# Goal of the exercise
Write each line out again exactly as written.

┌─ Data entries

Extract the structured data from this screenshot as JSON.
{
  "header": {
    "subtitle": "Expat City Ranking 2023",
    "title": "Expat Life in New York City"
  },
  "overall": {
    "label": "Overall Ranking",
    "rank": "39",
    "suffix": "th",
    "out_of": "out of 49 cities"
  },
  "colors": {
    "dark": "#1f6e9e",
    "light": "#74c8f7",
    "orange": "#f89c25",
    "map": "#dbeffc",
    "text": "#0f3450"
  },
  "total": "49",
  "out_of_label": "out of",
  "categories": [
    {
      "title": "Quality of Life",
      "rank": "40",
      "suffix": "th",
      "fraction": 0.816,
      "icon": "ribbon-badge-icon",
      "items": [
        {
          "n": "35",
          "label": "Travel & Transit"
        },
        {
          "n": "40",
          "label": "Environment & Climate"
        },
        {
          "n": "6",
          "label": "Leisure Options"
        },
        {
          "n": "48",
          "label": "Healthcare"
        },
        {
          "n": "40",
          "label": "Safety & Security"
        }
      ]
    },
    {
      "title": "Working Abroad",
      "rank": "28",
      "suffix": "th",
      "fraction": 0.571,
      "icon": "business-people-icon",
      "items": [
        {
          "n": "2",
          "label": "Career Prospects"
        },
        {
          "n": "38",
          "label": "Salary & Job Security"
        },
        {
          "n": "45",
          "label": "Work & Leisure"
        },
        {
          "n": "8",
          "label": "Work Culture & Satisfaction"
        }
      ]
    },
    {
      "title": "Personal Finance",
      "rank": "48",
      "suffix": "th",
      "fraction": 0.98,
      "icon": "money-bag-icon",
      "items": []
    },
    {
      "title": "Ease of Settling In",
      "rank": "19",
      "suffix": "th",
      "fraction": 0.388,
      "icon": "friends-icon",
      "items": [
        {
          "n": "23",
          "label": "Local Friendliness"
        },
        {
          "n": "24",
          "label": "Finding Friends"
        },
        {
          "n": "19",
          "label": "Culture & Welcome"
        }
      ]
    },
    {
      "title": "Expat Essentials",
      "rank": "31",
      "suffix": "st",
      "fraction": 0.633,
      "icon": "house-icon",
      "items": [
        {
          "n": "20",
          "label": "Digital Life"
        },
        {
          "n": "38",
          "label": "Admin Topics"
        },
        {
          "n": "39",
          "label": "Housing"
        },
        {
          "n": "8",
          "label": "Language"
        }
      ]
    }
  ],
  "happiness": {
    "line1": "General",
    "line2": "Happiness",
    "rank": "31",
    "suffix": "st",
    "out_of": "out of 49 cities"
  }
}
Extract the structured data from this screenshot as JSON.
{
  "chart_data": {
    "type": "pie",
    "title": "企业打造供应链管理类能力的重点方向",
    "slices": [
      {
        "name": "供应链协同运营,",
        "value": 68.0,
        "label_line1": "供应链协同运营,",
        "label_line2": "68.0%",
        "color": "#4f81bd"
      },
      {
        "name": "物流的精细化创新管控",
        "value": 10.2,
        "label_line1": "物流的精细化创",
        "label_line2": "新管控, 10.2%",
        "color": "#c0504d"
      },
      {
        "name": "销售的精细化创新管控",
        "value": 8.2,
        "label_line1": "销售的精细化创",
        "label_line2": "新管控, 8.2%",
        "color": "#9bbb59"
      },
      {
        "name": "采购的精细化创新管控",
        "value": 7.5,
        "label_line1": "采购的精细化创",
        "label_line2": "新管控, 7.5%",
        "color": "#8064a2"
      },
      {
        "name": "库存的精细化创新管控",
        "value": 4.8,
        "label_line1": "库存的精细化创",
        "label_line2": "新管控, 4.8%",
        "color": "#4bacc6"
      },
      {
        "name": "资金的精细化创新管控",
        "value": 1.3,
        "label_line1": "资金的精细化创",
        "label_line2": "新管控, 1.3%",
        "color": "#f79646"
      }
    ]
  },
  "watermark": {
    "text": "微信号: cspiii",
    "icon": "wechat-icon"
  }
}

└─

# Answer
Extract the structured data from this screenshot as JSON.
{
  "header": {
    "subtitle": "Expat City Ranking 2023",
    "title": "Expat Life in New York City"
  },
  "overall": {
    "label": "Overall Ranking",
    "rank": "39",
    "suffix": "th",
    "out_of": "out of 49 cities"
  },
  "colors": {
    "dark": "#1f6e9e",
    "light": "#74c8f7",
    "orange": "#f89c25",
    "map": "#dbeffc",
    "text": "#0f3450"
  },
  "total": "49",
  "out_of_label": "out of",
  "categories": [
    {
      "title": "Quality of Life",
      "rank": "40",
      "suffix": "th",
      "fraction": 0.816,
      "icon": "ribbon-badge-icon",
      "items": [
        {
          "n": "35",
          "label": "Travel & Transit"
        },
        {
          "n": "40",
          "label": "Environment & Climate"
        },
        {
          "n": "6",
          "label": "Leisure Options"
        },
        {
          "n": "48",
          "label": "Healthcare"
        },
        {
          "n": "40",
          "label": "Safety & Security"
        }
      ]
    },
    {
      "title": "Working Abroad",
      "rank": "28",
      "suffix": "th",
      "fraction": 0.571,
      "icon": "business-people-icon",
      "items": [
        {
          "n": "2",
          "label": "Career Prospects"
        },
        {
          "n": "38",
          "label": "Salary & Job Security"
        },
        {
          "n": "45",
          "label": "Work & Leisure"
        },
        {
          "n": "8",
          "label": "Work Culture & Satisfaction"
        }
      ]
    },
    {
      "title": "Personal Finance",
      "rank": "48",
      "suffix": "th",
      "fraction": 0.98,
      "icon": "money-bag-icon",
      "items": []
    },
    {
      "title": "Ease of Settling In",
      "rank": "19",
      "suffix": "th",
      "fraction": 0.388,
      "icon": "friends-icon",
      "items": [
        {
          "n": "23",
          "label": "Local Friendliness"
        },
        {
          "n": "24",
          "label": "Finding Friends"
        },
        {
          "n": "19",
          "label": "Culture & Welcome"
        }
      ]
    },
    {
      "title": "Expat Essentials",
      "rank": "31",
      "suffix": "st",
      "fraction": 0.633,
      "icon": "house-icon",
      "items": [
        {
          "n": "20",
          "label": "Digital Life"
        },
        {
          "n": "38",
          "label": "Admin Topics"
        },
        {
          "n": "39",
          "label": "Housing"
        },
        {
          "n": "8",
          "label": "Language"
        }
      ]
    }
  ],
  "happiness": {
    "line1": "General",
    "line2": "Happiness",
    "rank": "31",
    "suffix": "st",
    "out_of": "out of 49 cities"
  }
}
Extract the structured data from this screenshot as JSON.
{
  "chart_data": {
    "type": "pie",
    "title": "企业打造供应链管理类能力的重点方向",
    "slices": [
      {
        "name": "供应链协同运营,",
        "value": 68.0,
        "label_line1": "供应链协同运营,",
        "label_line2": "68.0%",
        "color": "#4f81bd"
      },
      {
        "name": "物流的精细化创新管控",
        "value": 10.2,
        "label_line1": "物流的精细化创",
        "label_line2": "新管控, 10.2%",
        "color": "#c0504d"
      },
      {
        "name": "销售的精细化创新管控",
        "value": 8.2,
        "label_line1": "销售的精细化创",
        "label_line2": "新管控, 8.2%",
        "color": "#9bbb59"
      },
      {
        "name": "采购的精细化创新管控",
        "value": 7.5,
        "label_line1": "采购的精细化创",
        "label_line2": "新管控, 7.5%",
        "color": "#8064a2"
      },
      {
        "name": "库存的精细化创新管控",
        "value": 4.8,
        "label_line1": "库存的精细化创",
        "label_line2": "新管控, 4.8%",
        "color": "#4bacc6"
      },
      {
        "name": "资金的精细化创新管控",
        "value": 1.3,
        "label_line1": "资金的精细化创",
        "label_line2": "新管控, 1.3%",
        "color": "#f79646"
      }
    ]
  },
  "watermark": {
    "text": "微信号: cspiii",
    "icon": "wechat-icon"
  }
}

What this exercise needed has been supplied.